● **RECORDS FOR PROCESSING**:
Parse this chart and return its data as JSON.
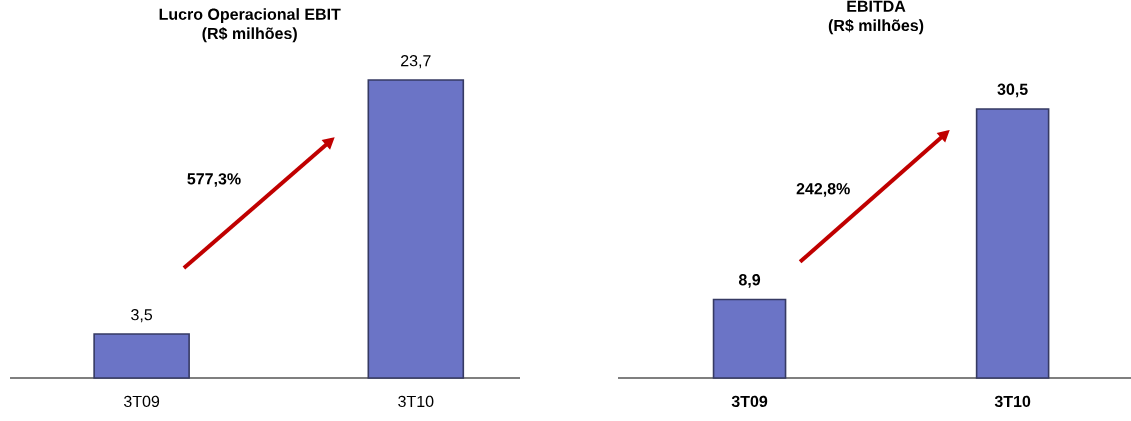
{
  "chart_data": [
    {
      "type": "bar",
      "title": "Lucro Operacional EBIT",
      "subtitle": "(R$ milhões)",
      "categories": [
        "3T09",
        "3T10"
      ],
      "values": [
        3.5,
        23.7
      ],
      "value_labels": [
        "3,5",
        "23,7"
      ],
      "color": "#6b74c6",
      "annotations": [
        "577,3%"
      ]
    },
    {
      "type": "bar",
      "title": "EBITDA",
      "subtitle": "(R$ milhões)",
      "categories": [
        "3T09",
        "3T10"
      ],
      "values": [
        8.9,
        30.5
      ],
      "value_labels": [
        "8,9",
        "30,5"
      ],
      "color": "#6b74c6",
      "annotations": [
        "242,8%"
      ]
    }
  ]
}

● **PROBLEM TO SOLVE**: Send back the data above word for word, with the pictures left out.

● **RESPONSE BELOW**:
Parse this chart and return its data as JSON.
{
  "chart_data": [
    {
      "type": "bar",
      "title": "Lucro Operacional EBIT",
      "subtitle": "(R$ milhões)",
      "categories": [
        "3T09",
        "3T10"
      ],
      "values": [
        3.5,
        23.7
      ],
      "value_labels": [
        "3,5",
        "23,7"
      ],
      "color": "#6b74c6",
      "annotations": [
        "577,3%"
      ]
    },
    {
      "type": "bar",
      "title": "EBITDA",
      "subtitle": "(R$ milhões)",
      "categories": [
        "3T09",
        "3T10"
      ],
      "values": [
        8.9,
        30.5
      ],
      "value_labels": [
        "8,9",
        "30,5"
      ],
      "color": "#6b74c6",
      "annotations": [
        "242,8%"
      ]
    }
  ]
}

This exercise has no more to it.